任务:
**a)** 根据这篇题解回答:
(i) 容斥时设的 \(f_i\) 表示什么?
(ii) 给出的时间复杂度是多少,用什么方法可以优化,优化到多少?
(iii) 代码中模数 P 的值是多少?
**b)** 把这篇题解中从“cnt[i]++, x += (k”一直到“i <= lit; i++)”的部分重新写出,并将其中的“lit”全部换成“last”。

所给文本:
====================

[AGC005D] ~K Perm Counting
智慧转化,但不是很难想到。首先考虑容斥,设\(f_i\)表示强制\(i\)个位置\(|P_i - i| = k\)的方案数,那么答案就为\(\sum_{i = 0}^n f_i(n - i)!\),那么如何求\(f_i\)呢?
我们考虑位置之间的限制,可以将问题转化成一个\(n * n\)的矩形, 每行每列只能选一个位置,而有些位置不能选(标为灰色)。
那我们就相当于选不在同一行用一列的灰色节点,观察发现它们为几条链,链上相邻的不能选,这个问题就很经典了,最后做个背包就可以处理出\(f_i\)。
时间复杂度\(O(n^2)\),可以用多项式乘法优化背包合并到\(O(n \log n)\)。
Code
#include<cstdio>
#include<iostream>
#define LL long long
#define IN inline
using namespace std;
const int P = 924844033, N = 2e3 + 5;
int n, K, cnt[N], lit; LL f[N][N], g[N][N], fac[N];
IN int read() {
int t = 0,res = 0; char ch = getchar();
for (; !isdigit(ch); ch = getchar()) t |= (ch == '-');
for (; isdigit(ch); ch = getchar()) res = (res << 3) + (res << 1) + (ch ^ 48);
return t ? -res : res;
}
int main() {
n = read(), K = read();
for (int i = 1, j = 1 - K; j <= K && i <= n; i++, j++) {
cnt[i] = (j <= 0 ? -1 : 0); int x = j, y = i;
for (int k = 1; x <= n && y <= n; k++)
cnt[i]++, x += (k & 1 ? (K << 1) : 0), y += (k & 1 ? 0 : (K << 1));
lit = i;
}
g[1][1] = g[1][0] = g[0][0] = 1;
for (int i = 2; i <= n; i++) {
g[i][0] = 1;
for (int j = 1; j <= i + 1 >> 1; j++) g[i][j] = (g[i - 1][j] + g[i - 2][j - 1]) % P;
}
f[0][0] = fac[0] = 1;
for (int i = 1; i <= lit; i++)
for (int j = 0; j <= cnt[i] + 1 >> 1; j++)
for (int k = j; k <= n; k++)
(f[i][k] += f[i - 1][k - j] * g[cnt[i]][j] % P) %= P;
for (int i = 1; i <= n; i++) fac[i] = fac[i - 1] * (LL)i % P;
LL ans = 0;
for (int i = 0; i <= n; i++) (ans += P + (i & 1 ? -1 : 1) * f[lit][i] * fac[n - i] % P) %= P;
printf("%lld\n", ans);
}

====================

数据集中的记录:
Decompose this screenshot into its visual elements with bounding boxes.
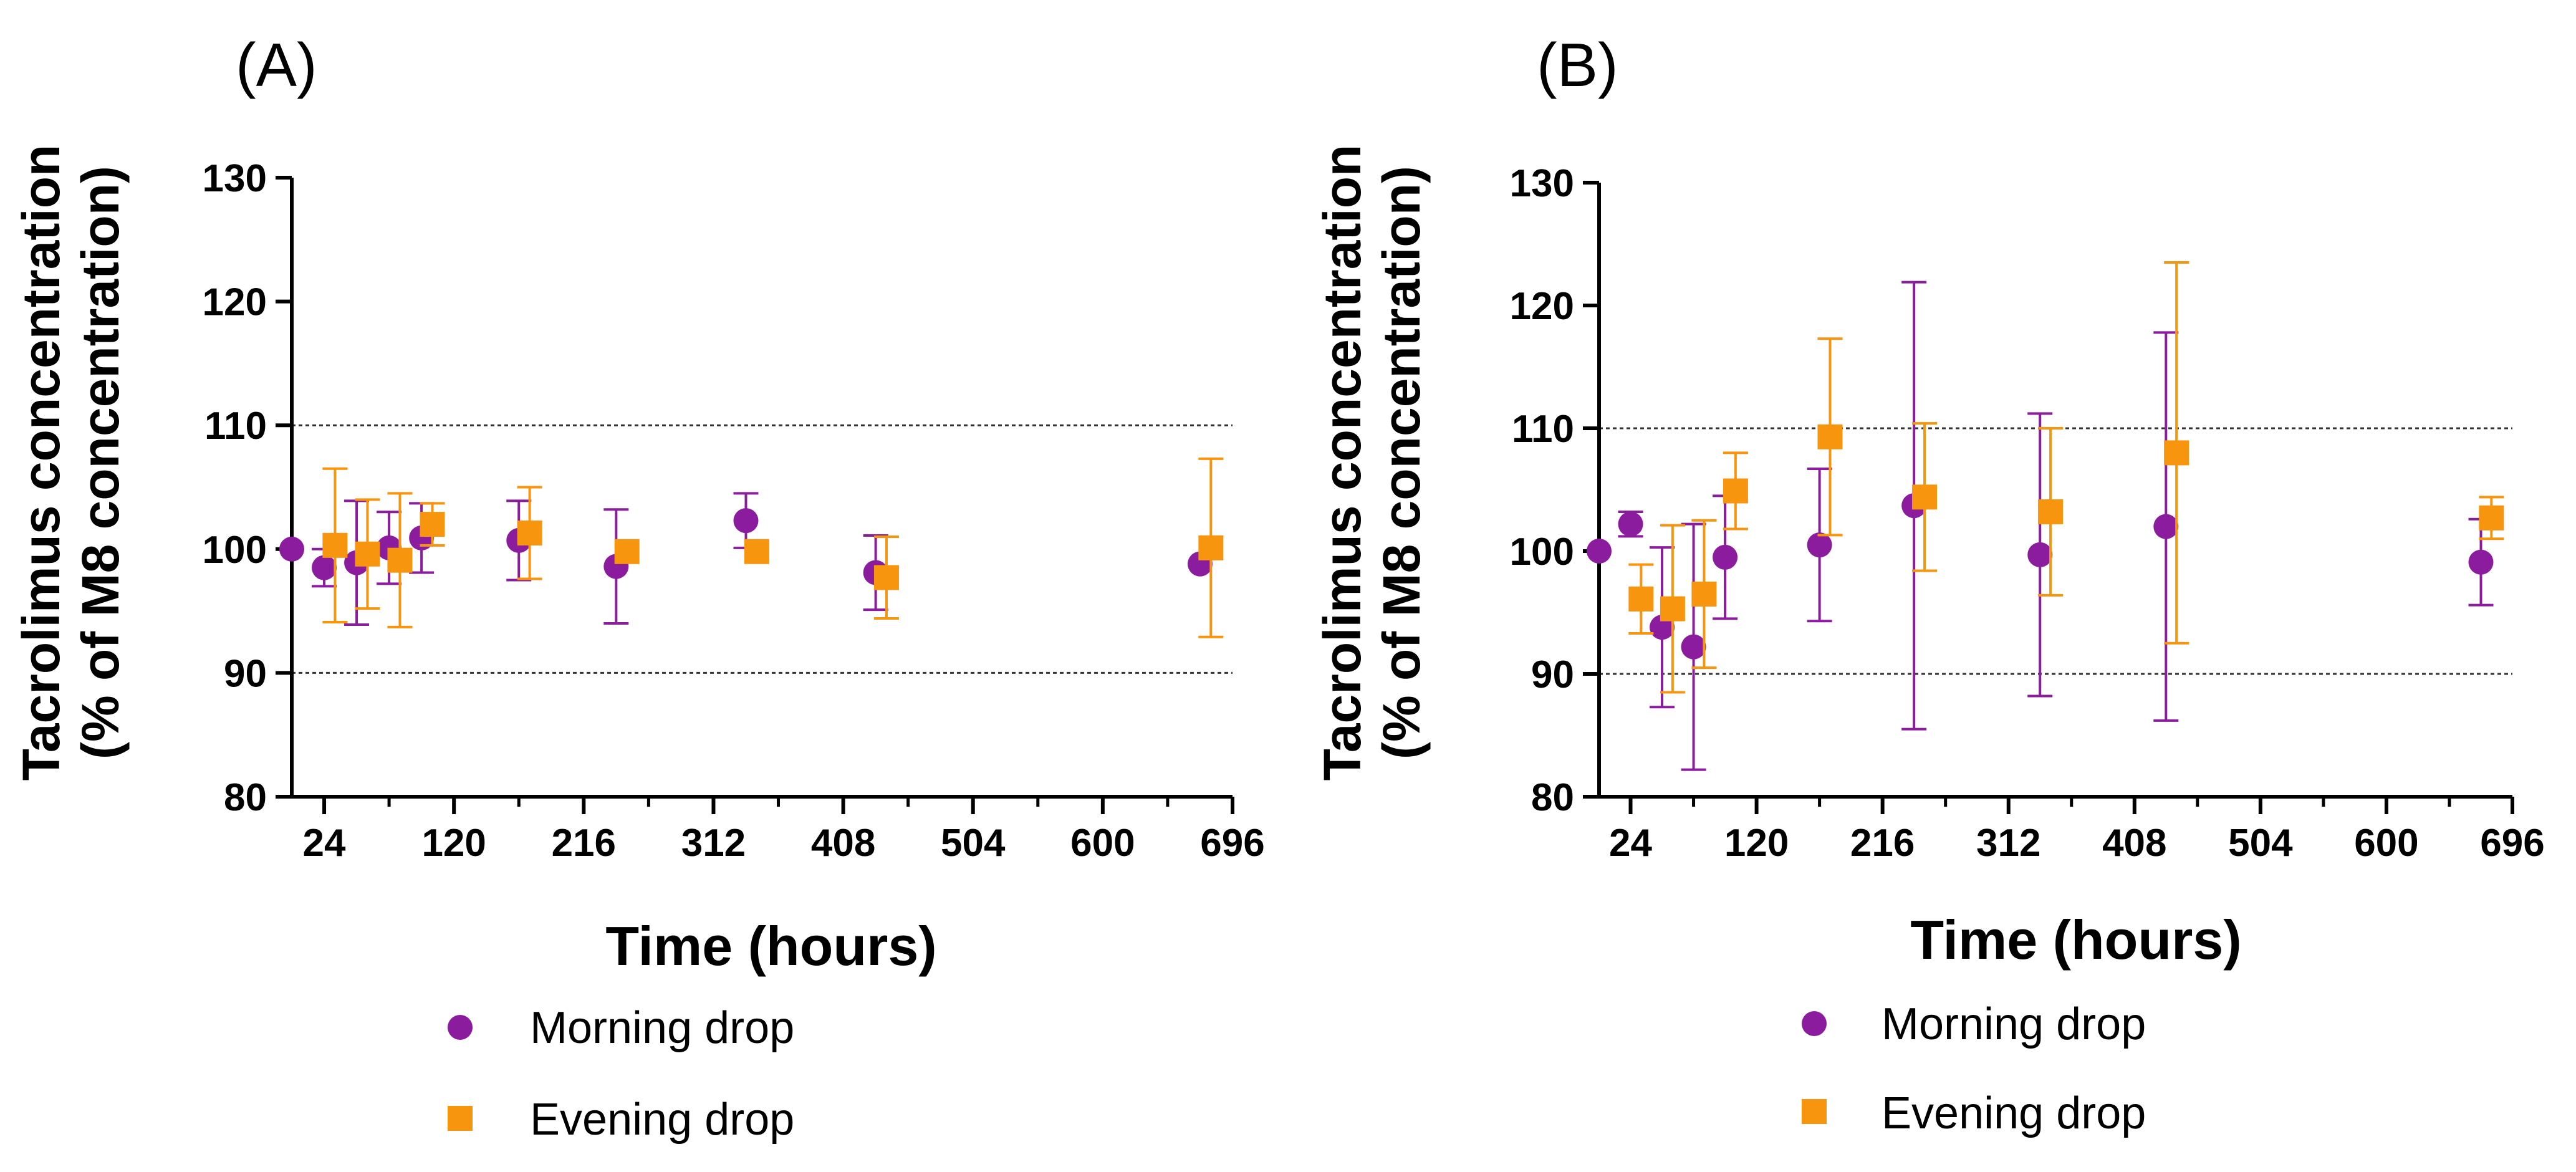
panel-b-morning-point-5 [1807, 532, 1832, 558]
panel-b-evening-point-3 [1723, 478, 1748, 504]
panel-b-morning-point-4 [1713, 544, 1738, 570]
panel-a-morning-point-7 [733, 508, 759, 534]
panel-b-ylabel-line2: (% of M8 concentration) [1372, 166, 1431, 759]
panel-a-ytick-label: 120 [203, 281, 267, 324]
panel-b-legend-morning-label: Morning drop [1882, 999, 2146, 1049]
panel-a-evening-point-5 [614, 539, 640, 564]
panel-a-ytick-label: 130 [203, 157, 267, 200]
panel-a-label: (A) [236, 31, 317, 99]
panel-b-legend: Morning drop Evening drop [1802, 999, 2146, 1138]
panel-b-morning-point-0 [1587, 539, 1612, 564]
panel-a-xtick-label: 24 [303, 822, 346, 865]
panel-b-morning-point-9 [2468, 549, 2494, 575]
panel-a-xlabel: Time (hours) [605, 915, 936, 977]
panel-a-legend-evening-marker [448, 1106, 473, 1131]
panel-b-evening-point-2 [1691, 581, 1717, 607]
panel-a-morning-point-0 [279, 536, 304, 562]
panel-a-ylabel-line2: (% of M8 concentration) [71, 166, 130, 759]
panel-b-ytick-label: 80 [1531, 776, 1574, 819]
panel-a-legend-morning-label: Morning drop [530, 1003, 794, 1053]
panel-a-ytick-label: 110 [204, 405, 267, 448]
panel-b-evening-point-6 [2038, 499, 2064, 524]
panel-a-evening-point-1 [355, 541, 380, 567]
panel-b-legend-evening-marker [1802, 1099, 1827, 1124]
panel-a-xtick-label: 408 [811, 822, 875, 865]
panel-b-xtick-label: 408 [2102, 822, 2166, 865]
panel-b-evening-point-7 [2164, 440, 2189, 466]
panel-b-ylabel: Tacrolimus concentration (% of M8 concen… [1313, 145, 1431, 781]
panel-a-ytick-label: 90 [224, 652, 267, 695]
panel-b-xtick-label: 600 [2354, 822, 2418, 865]
panel-b-ytick-label: 120 [1510, 285, 1574, 328]
panel-b-xtick-label: 504 [2228, 822, 2293, 865]
panel-b-ylabel-line1: Tacrolimus concentration [1313, 145, 1372, 781]
panel-a-morning-point-1 [312, 555, 337, 580]
panel-a-evening-point-2 [387, 547, 413, 573]
panel-b-ytick-label: 90 [1531, 653, 1574, 696]
panel-b-ytick-label: 110 [1512, 408, 1574, 451]
panel-a-xtick-label: 696 [1200, 822, 1264, 865]
panel-b-evening-point-1 [1660, 596, 1685, 622]
panel-a-ytick-label: 80 [224, 776, 267, 819]
panel-b-xtick-label: 24 [1609, 822, 1652, 865]
panel-a-xtick-label: 216 [552, 822, 616, 865]
panel-a-evening-point-4 [517, 520, 542, 545]
panel-b-morning-point-7 [2027, 542, 2053, 567]
panel-b-legend-evening-label: Evening drop [1882, 1088, 2146, 1138]
panel-b-morning-point-3 [1681, 634, 1706, 660]
panel-b-legend-morning-marker [1802, 1011, 1827, 1036]
panel-b-xtick-label: 120 [1724, 822, 1789, 865]
panel-a-ytick-label: 100 [203, 529, 267, 572]
panel-a-ylabel-line1: Tacrolimus concentration [12, 145, 70, 781]
panel-b-label: (B) [1537, 31, 1618, 99]
panel-a-legend: Morning drop Evening drop [448, 1003, 794, 1145]
panel-b-morning-point-1 [1618, 511, 1643, 537]
panel-b: (B) Tacrolimus concentration (% of M8 co… [1313, 31, 2545, 1138]
panel-a: (A) Tacrolimus concentration (% of M8 co… [12, 31, 1265, 1145]
panel-b-evening-point-5 [1912, 484, 1938, 510]
panel-b-xlabel: Time (hours) [1910, 909, 2241, 971]
panel-a-legend-morning-marker [448, 1015, 473, 1040]
panel-a-evening-point-3 [420, 512, 445, 537]
panel-b-plot: 80 90 100 110 120 130 24 120 216 312 408 504 600 696 [1510, 162, 2545, 865]
panel-b-evening-point-4 [1817, 424, 1843, 449]
panel-a-evening-point-7 [873, 565, 899, 590]
panel-b-xtick-label: 312 [1976, 822, 2040, 865]
panel-a-evening-point-8 [1198, 535, 1224, 560]
panel-a-evening-point-6 [744, 539, 769, 564]
panel-a-evening-point-0 [322, 532, 348, 558]
panel-a-xtick-label: 504 [941, 822, 1006, 865]
panel-a-ylabel: Tacrolimus concentration (% of M8 concen… [12, 145, 130, 781]
panel-b-evening-point-8 [2479, 505, 2504, 531]
panel-b-ytick-label: 100 [1510, 531, 1574, 574]
panel-b-xtick-label: 696 [2480, 822, 2544, 865]
panel-b-evening-point-0 [1628, 586, 1654, 612]
panel-b-ytick-label: 130 [1510, 162, 1574, 205]
panel-b-xtick-label: 216 [1850, 822, 1915, 865]
panel-a-xtick-label: 312 [681, 822, 746, 865]
panel-a-xtick-label: 600 [1070, 822, 1135, 865]
panel-a-xtick-label: 120 [421, 822, 486, 865]
panel-a-legend-evening-label: Evening drop [530, 1095, 794, 1145]
panel-a-plot: 80 90 100 110 120 130 24 120 216 312 408 504 600 696 [203, 157, 1265, 865]
panel-b-morning-point-8 [2153, 514, 2179, 539]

====================

完整解答:
**a)**
(i) 强制 \(i\) 个位置满足 \(|P_i - i| = k\) 的方案数。
(ii) 时间复杂度为 \(O(n^2)\)。用多项式乘法优化背包合并,可以优化到 \(O(n \log n)\)。
(iii) 924844033。

**b)**
cnt[i]++, x += (k & 1 ? (K << 1) : 0), y += (k & 1 ? 0 : (K << 1));
last = i;
}
g[1][1] = g[1][0] = g[0][0] = 1;
for (int i = 2; i <= n; i++) {
g[i][0] = 1;
for (int j = 1; j <= i + 1 >> 1; j++) g[i][j] = (g[i - 1][j] + g[i - 2][j - 1]) % P;
}
f[0][0] = fac[0] = 1;
for (int i = 1; i <= last; i++)